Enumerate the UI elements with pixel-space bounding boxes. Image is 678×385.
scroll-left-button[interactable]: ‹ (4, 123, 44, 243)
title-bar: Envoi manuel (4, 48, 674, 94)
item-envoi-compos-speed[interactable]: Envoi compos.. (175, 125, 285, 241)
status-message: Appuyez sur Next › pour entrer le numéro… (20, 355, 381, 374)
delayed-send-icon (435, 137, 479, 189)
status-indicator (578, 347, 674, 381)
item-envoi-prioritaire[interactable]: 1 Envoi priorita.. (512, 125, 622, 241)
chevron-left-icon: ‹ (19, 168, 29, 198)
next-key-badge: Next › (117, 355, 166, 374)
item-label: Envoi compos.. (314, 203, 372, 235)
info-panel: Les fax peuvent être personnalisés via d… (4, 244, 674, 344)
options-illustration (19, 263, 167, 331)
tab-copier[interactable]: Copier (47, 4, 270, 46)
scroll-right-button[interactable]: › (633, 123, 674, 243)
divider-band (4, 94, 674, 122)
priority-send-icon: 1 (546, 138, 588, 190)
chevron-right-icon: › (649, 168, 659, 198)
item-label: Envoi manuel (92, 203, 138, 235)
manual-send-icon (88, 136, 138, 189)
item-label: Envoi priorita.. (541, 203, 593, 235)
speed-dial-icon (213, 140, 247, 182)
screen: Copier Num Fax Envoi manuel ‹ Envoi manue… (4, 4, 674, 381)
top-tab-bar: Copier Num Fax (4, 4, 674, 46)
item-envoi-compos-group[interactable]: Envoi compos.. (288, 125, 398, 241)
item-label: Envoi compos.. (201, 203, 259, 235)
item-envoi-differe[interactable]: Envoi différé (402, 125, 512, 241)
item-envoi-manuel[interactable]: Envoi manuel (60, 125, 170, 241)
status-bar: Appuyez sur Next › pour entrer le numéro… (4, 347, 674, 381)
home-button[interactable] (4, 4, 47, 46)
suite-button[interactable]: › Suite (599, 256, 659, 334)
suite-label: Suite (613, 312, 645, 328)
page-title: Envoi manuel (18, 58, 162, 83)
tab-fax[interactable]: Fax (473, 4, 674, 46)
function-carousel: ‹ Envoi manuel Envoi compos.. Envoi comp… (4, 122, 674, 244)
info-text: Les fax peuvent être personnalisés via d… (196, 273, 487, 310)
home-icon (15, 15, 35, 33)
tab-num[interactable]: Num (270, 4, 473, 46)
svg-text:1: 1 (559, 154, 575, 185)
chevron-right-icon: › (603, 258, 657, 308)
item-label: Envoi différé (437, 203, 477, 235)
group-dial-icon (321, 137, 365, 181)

※ ※ ※

INSTRUCTIONS TO FOLLOW:
Please retype the listing above line for line, with no changes.

ANSWER TO THE PROBLEM:
Enumerate the UI elements with pixel-space bounding boxes. Image is 678×385.
scroll-left-button[interactable]: ‹ (4, 123, 44, 243)
title-bar: Envoi manuel (4, 48, 674, 94)
item-envoi-compos-speed[interactable]: Envoi compos.. (175, 125, 285, 241)
status-message: Appuyez sur Next › pour entrer le numéro… (20, 355, 381, 374)
delayed-send-icon (435, 137, 479, 189)
status-indicator (578, 347, 674, 381)
item-envoi-prioritaire[interactable]: 1 Envoi priorita.. (512, 125, 622, 241)
chevron-left-icon: ‹ (19, 168, 29, 198)
next-key-badge: Next › (117, 355, 166, 374)
item-label: Envoi compos.. (314, 203, 372, 235)
info-panel: Les fax peuvent être personnalisés via d… (4, 244, 674, 344)
options-illustration (19, 263, 167, 331)
tab-copier[interactable]: Copier (47, 4, 270, 46)
scroll-right-button[interactable]: › (633, 123, 674, 243)
divider-band (4, 94, 674, 122)
priority-send-icon: 1 (546, 138, 588, 190)
chevron-right-icon: › (649, 168, 659, 198)
item-label: Envoi manuel (92, 203, 138, 235)
manual-send-icon (88, 136, 138, 189)
item-label: Envoi priorita.. (541, 203, 593, 235)
speed-dial-icon (213, 140, 247, 182)
screen: Copier Num Fax Envoi manuel ‹ Envoi manue… (4, 4, 674, 381)
top-tab-bar: Copier Num Fax (4, 4, 674, 46)
item-envoi-compos-group[interactable]: Envoi compos.. (288, 125, 398, 241)
item-label: Envoi compos.. (201, 203, 259, 235)
item-envoi-differe[interactable]: Envoi différé (402, 125, 512, 241)
item-envoi-manuel[interactable]: Envoi manuel (60, 125, 170, 241)
status-bar: Appuyez sur Next › pour entrer le numéro… (4, 347, 674, 381)
home-button[interactable] (4, 4, 47, 46)
suite-button[interactable]: › Suite (599, 256, 659, 334)
suite-label: Suite (613, 312, 645, 328)
page-title: Envoi manuel (18, 58, 162, 83)
tab-fax[interactable]: Fax (473, 4, 674, 46)
function-carousel: ‹ Envoi manuel Envoi compos.. Envoi comp… (4, 122, 674, 244)
info-text: Les fax peuvent être personnalisés via d… (196, 273, 487, 310)
home-icon (15, 15, 35, 33)
tab-num[interactable]: Num (270, 4, 473, 46)
svg-text:1: 1 (559, 154, 575, 185)
chevron-right-icon: › (603, 258, 657, 308)
item-label: Envoi différé (437, 203, 477, 235)
group-dial-icon (321, 137, 365, 181)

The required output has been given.